-- Start Task inputs --

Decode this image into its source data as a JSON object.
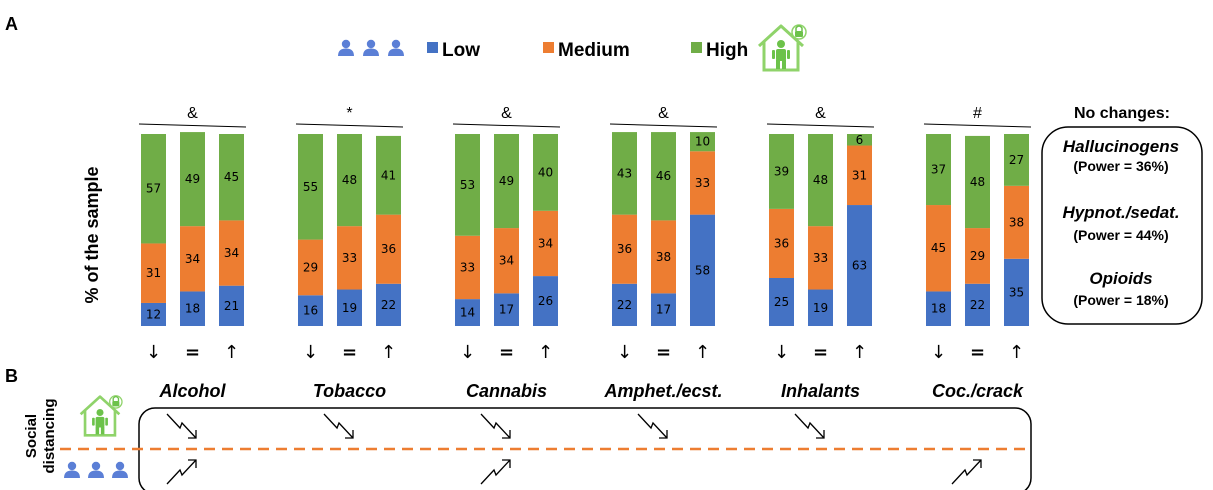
{
  "panels": {
    "a": "A",
    "b": "B"
  },
  "legend": [
    {
      "label": "Low",
      "color": "#4472c4"
    },
    {
      "label": "Medium",
      "color": "#ed7d31"
    },
    {
      "label": "High",
      "color": "#70ad47"
    }
  ],
  "icons": {
    "people": "people-group-icon",
    "house": "house-lock-icon"
  },
  "chart_data": {
    "type": "bar",
    "stacked": true,
    "ylabel": "% of the sample",
    "ylim": [
      0,
      100
    ],
    "grid": false,
    "legend_position": "top-center",
    "categories": [
      "Alcohol",
      "Tobacco",
      "Cannabis",
      "Amphet./ecst.",
      "Inhalants",
      "Coc./crack"
    ],
    "significance": [
      "&",
      "*",
      "&",
      "&",
      "&",
      "#"
    ],
    "bar_groups": [
      "↓",
      "=",
      "↑"
    ],
    "series": [
      {
        "name": "Low",
        "color": "#4472c4",
        "values": [
          [
            12,
            18,
            21
          ],
          [
            16,
            19,
            22
          ],
          [
            14,
            17,
            26
          ],
          [
            22,
            17,
            58
          ],
          [
            25,
            19,
            63
          ],
          [
            18,
            22,
            35
          ]
        ]
      },
      {
        "name": "Medium",
        "color": "#ed7d31",
        "values": [
          [
            31,
            34,
            34
          ],
          [
            29,
            33,
            36
          ],
          [
            33,
            34,
            34
          ],
          [
            36,
            38,
            33
          ],
          [
            36,
            33,
            31
          ],
          [
            45,
            29,
            38
          ]
        ]
      },
      {
        "name": "High",
        "color": "#70ad47",
        "values": [
          [
            57,
            49,
            45
          ],
          [
            55,
            48,
            41
          ],
          [
            53,
            49,
            40
          ],
          [
            43,
            46,
            10
          ],
          [
            39,
            48,
            6
          ],
          [
            37,
            48,
            27
          ]
        ]
      }
    ]
  },
  "no_changes": {
    "title": "No changes:",
    "items": [
      {
        "name": "Hallucinogens",
        "power": "(Power = 36%)"
      },
      {
        "name": "Hypnot./sedat.",
        "power": "(Power = 44%)"
      },
      {
        "name": "Opioids",
        "power": "(Power = 18%)"
      }
    ]
  },
  "panel_b": {
    "label_line1": "Social",
    "label_line2": "distancing",
    "divider_color": "#ed7d31",
    "trends": {
      "down": [
        true,
        true,
        true,
        true,
        true,
        false
      ],
      "up": [
        true,
        false,
        true,
        false,
        false,
        true
      ]
    }
  }
}
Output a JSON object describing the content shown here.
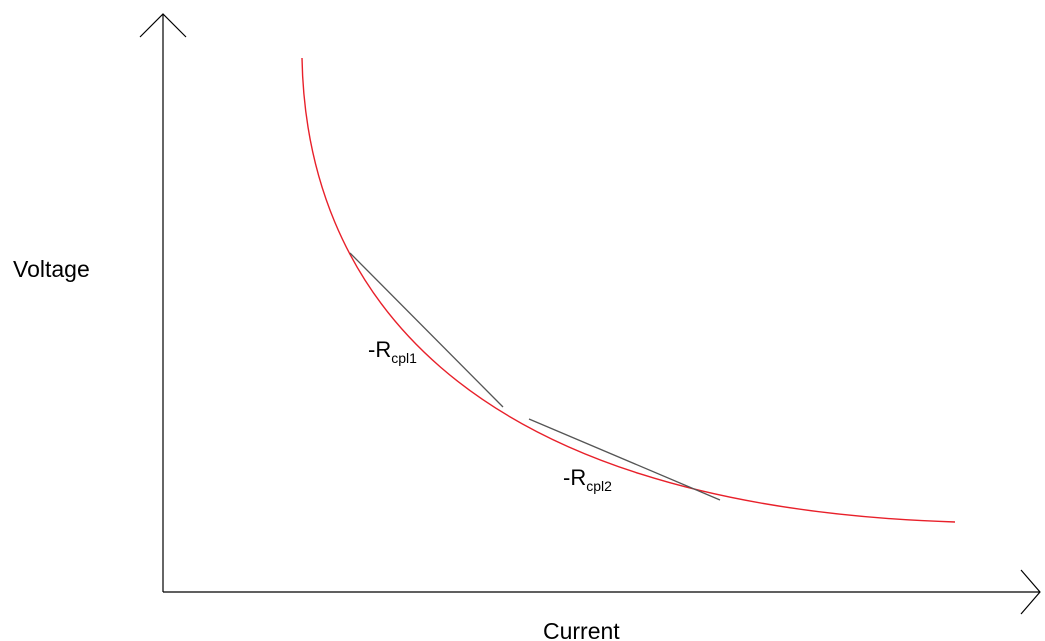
{
  "axes": {
    "x_label": "Current",
    "y_label": "Voltage"
  },
  "curve": {
    "name": "constant-power-load-curve",
    "color": "#e8202a"
  },
  "tangents": [
    {
      "prefix": "-R",
      "subscript": "cpl1",
      "color": "#555555"
    },
    {
      "prefix": "-R",
      "subscript": "cpl2",
      "color": "#555555"
    }
  ]
}
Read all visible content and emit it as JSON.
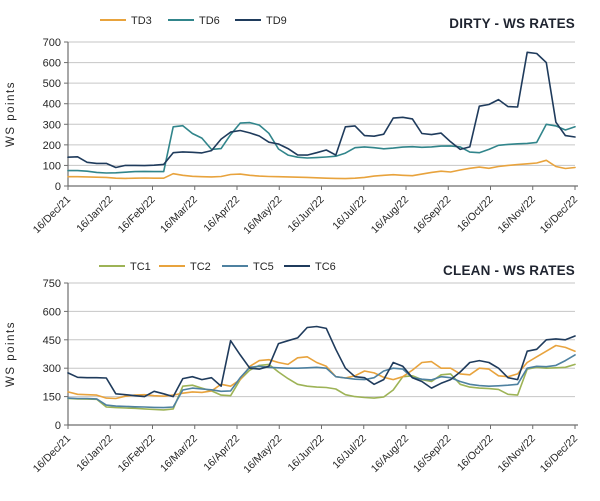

-- End Task inputs --

What needs to be done | Check every line of the records above for the string "curve" and say how many contain it, giving the number alone.

Task result | 2